WHAT TO PRODUCE: Where a line contains the string "桃源小学", copy that line.

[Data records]
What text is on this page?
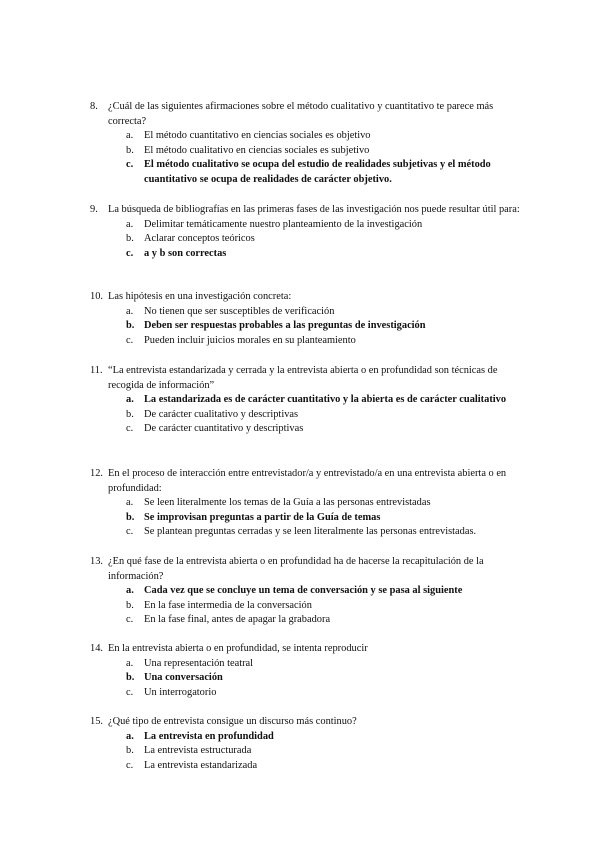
8. ¿Cuál de las siguientes afirmaciones sobre el método cualitativo y cuantitativo te parece más correcta?
a. El método cuantitativo en ciencias sociales es objetivo
b. El método cualitativo en ciencias sociales es subjetivo
c. El método cualitativo se ocupa del estudio de realidades subjetivas y el método cuantitativo se ocupa de realidades de carácter objetivo.
9. La búsqueda de bibliografías en las primeras fases de las investigación nos puede resultar útil para:
a. Delimitar temáticamente nuestro planteamiento de la investigación
b. Aclarar conceptos teóricos
c. a y b son correctas
10. Las hipótesis en una investigación concreta:
a. No tienen que ser susceptibles de verificación
b. Deben ser respuestas probables a las preguntas de investigación
c. Pueden incluir juicios morales en su planteamiento
11. “La entrevista estandarizada y cerrada y la entrevista abierta o en profundidad son técnicas de recogida de información”
a. La estandarizada es de carácter cuantitativo y la abierta es de carácter cualitativo
b. De carácter cualitativo y descriptivas
c. De carácter cuantitativo y descriptivas
12. En el proceso de interacción entre entrevistador/a y entrevistado/a en una entrevista abierta o en profundidad:
a. Se leen literalmente los temas de la Guía a las personas entrevistadas
b. Se improvisan preguntas a partir de la Guía de temas
c. Se plantean preguntas cerradas y se leen literalmente las personas entrevistadas.
13. ¿En qué fase de la entrevista abierta o en profundidad ha de hacerse la recapitulación de la información?
a. Cada vez que se concluye un tema de conversación y se pasa al siguiente
b. En la fase intermedia de la conversación
c. En la fase final, antes de apagar la grabadora
14. En la entrevista abierta o en profundidad, se intenta reproducir
a. Una representación teatral
b. Una conversación
c. Un interrogatorio
15. ¿Qué tipo de entrevista consigue un discurso más continuo?
a. La entrevista en profundidad
b. La entrevista estructurada
c. La entrevista estandarizada
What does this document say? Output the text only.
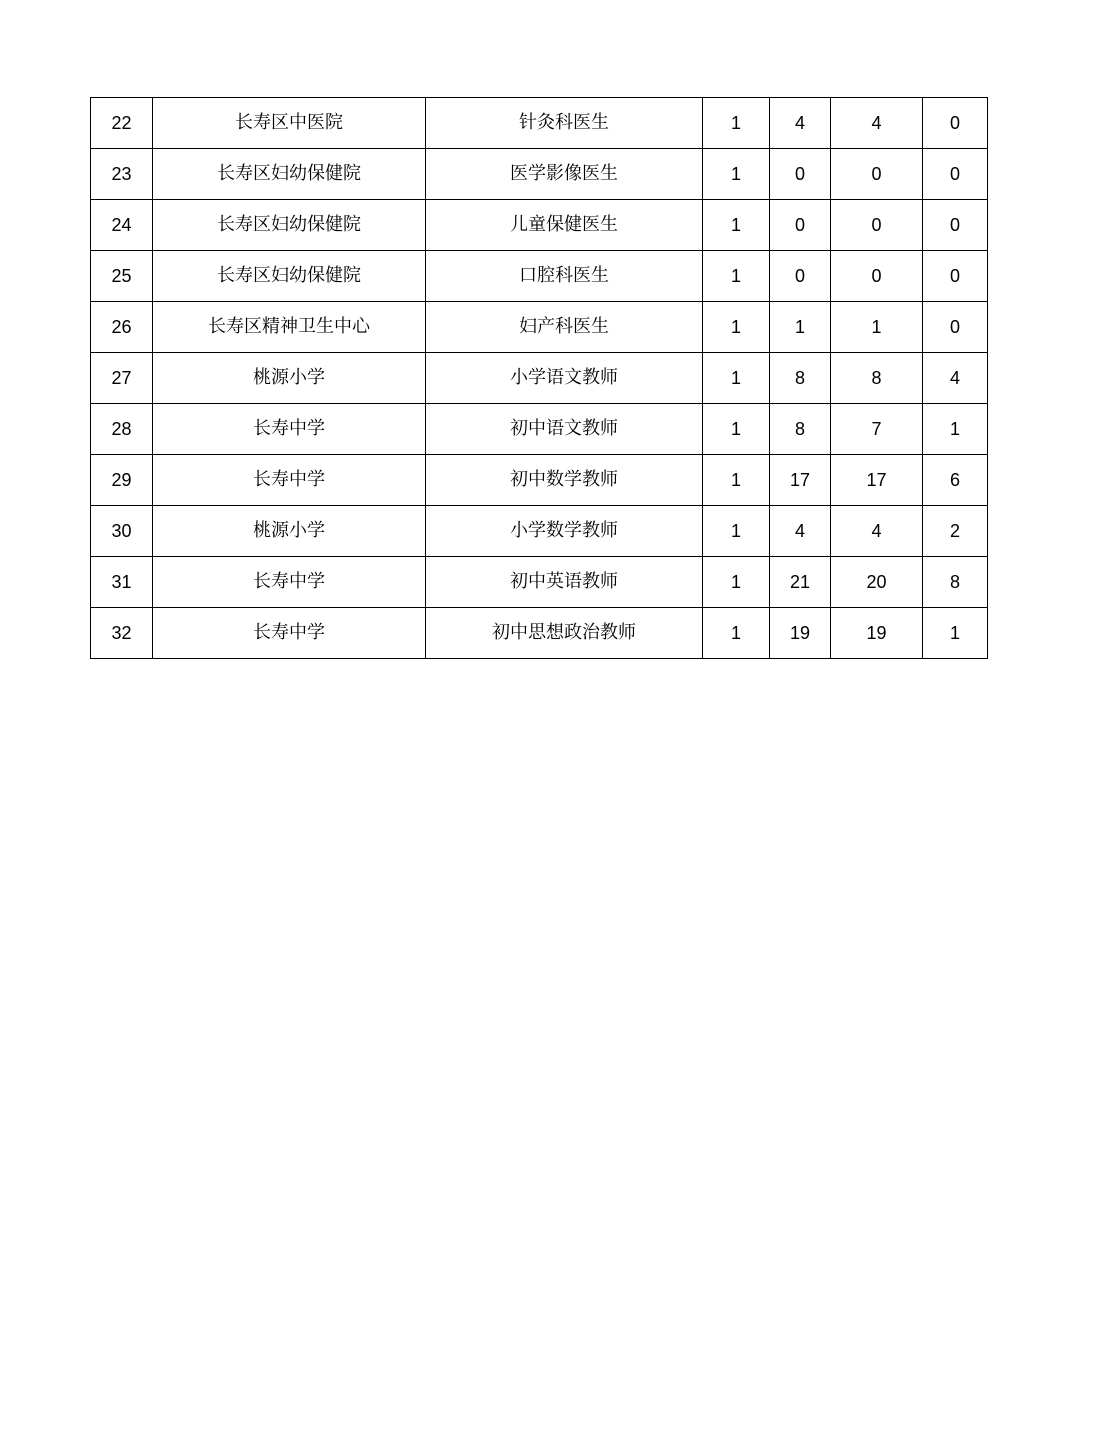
22	长寿区中医院	针灸科医生	1	4	4	0
23	长寿区妇幼保健院	医学影像医生	1	0	0	0
24	长寿区妇幼保健院	儿童保健医生	1	0	0	0
25	长寿区妇幼保健院	口腔科医生	1	0	0	0
26	长寿区精神卫生中心	妇产科医生	1	1	1	0
27	桃源小学	小学语文教师	1	8	8	4
28	长寿中学	初中语文教师	1	8	7	1
29	长寿中学	初中数学教师	1	17	17	6
30	桃源小学	小学数学教师	1	4	4	2
31	长寿中学	初中英语教师	1	21	20	8
32	长寿中学	初中思想政治教师	1	19	19	1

COMPLETED EXERCISE:
27	桃源小学	小学语文教师	1	8	8	4
30	桃源小学	小学数学教师	1	4	4	2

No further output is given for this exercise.